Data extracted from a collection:
+ + +

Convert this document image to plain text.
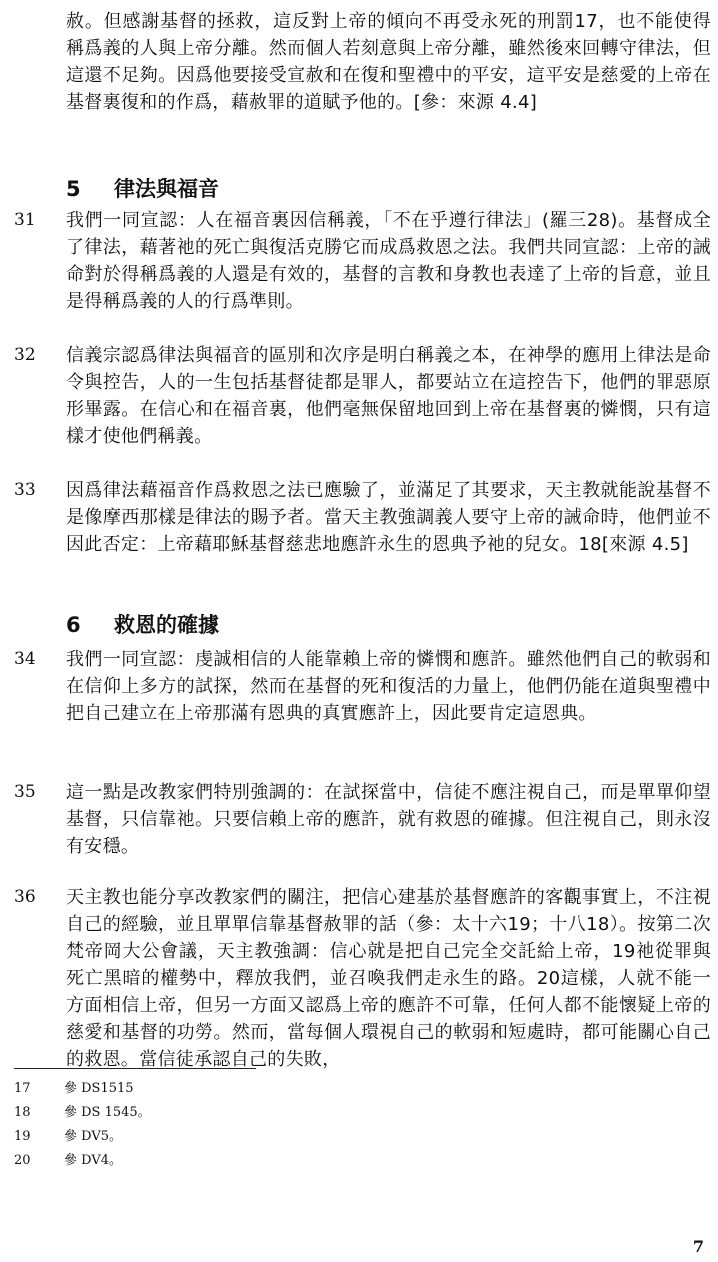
赦。但感謝基督的拯救，這反對上帝的傾向不再受永死的刑罰17，也不能使得稱爲義的人與上帝分離。然而個人若刻意與上帝分離，雖然後來回轉守律法，但這還不足夠。因爲他要接受宣赦和在復和聖禮中的平安，這平安是慈愛的上帝在基督裏復和的作爲，藉赦罪的道賦予他的。[參：來源 4.4]
5 律法與福音
31 我們一同宣認：人在福音裏因信稱義，「不在乎遵行律法」(羅三28)。基督成全了律法，藉著祂的死亡與復活克勝它而成爲救恩之法。我們共同宣認：上帝的誡命對於得稱爲義的人還是有效的，基督的言教和身教也表達了上帝的旨意，並且是得稱爲義的人的行爲準則。
32 信義宗認爲律法與福音的區別和次序是明白稱義之本，在神學的應用上律法是命令與控告，人的一生包括基督徒都是罪人，都要站立在這控告下，他們的罪惡原形畢露。在信心和在福音裏，他們毫無保留地回到上帝在基督裏的憐憫，只有這樣才使他們稱義。
33 因爲律法藉福音作爲救恩之法已應驗了，並滿足了其要求，天主教就能說基督不是像摩西那樣是律法的賜予者。當天主教強調義人要守上帝的誡命時，他們並不因此否定：上帝藉耶穌基督慈悲地應許永生的恩典予祂的兒女。18[來源 4.5]
6 救恩的確據
34 我們一同宣認：虔誠相信的人能靠賴上帝的憐憫和應許。雖然他們自己的軟弱和在信仰上多方的試探，然而在基督的死和復活的力量上，他們仍能在道與聖禮中把自己建立在上帝那滿有恩典的真實應許上，因此要肯定這恩典。
35 這一點是改教家們特別強調的：在試探當中，信徒不應注視自己，而是單單仰望基督，只信靠祂。只要信賴上帝的應許，就有救恩的確據。但注視自己，則永沒有安穩。
36 天主教也能分享改教家們的關注，把信心建基於基督應許的客觀事實上，不注視自己的經驗，並且單單信靠基督赦罪的話（參：太十六19；十八18）。按第二次梵帝岡大公會議，天主教強調：信心就是把自己完全交託給上帝，19祂從罪與死亡黑暗的權勢中，釋放我們，並召喚我們走永生的路。20這樣，人就不能一方面相信上帝，但另一方面又認爲上帝的應許不可靠，任何人都不能懷疑上帝的慈愛和基督的功勞。然而，當每個人環視自己的軟弱和短處時，都可能關心自己的救恩。當信徒承認自己的失敗，
17	參 DS1515
18	參 DS 1545。
19	參 DV5。
20	參 DV4。
7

+ + +

The problem: From the records above, how many lines include the word "我們一同宣認"? Only the number is wanted.

Worked answer: 2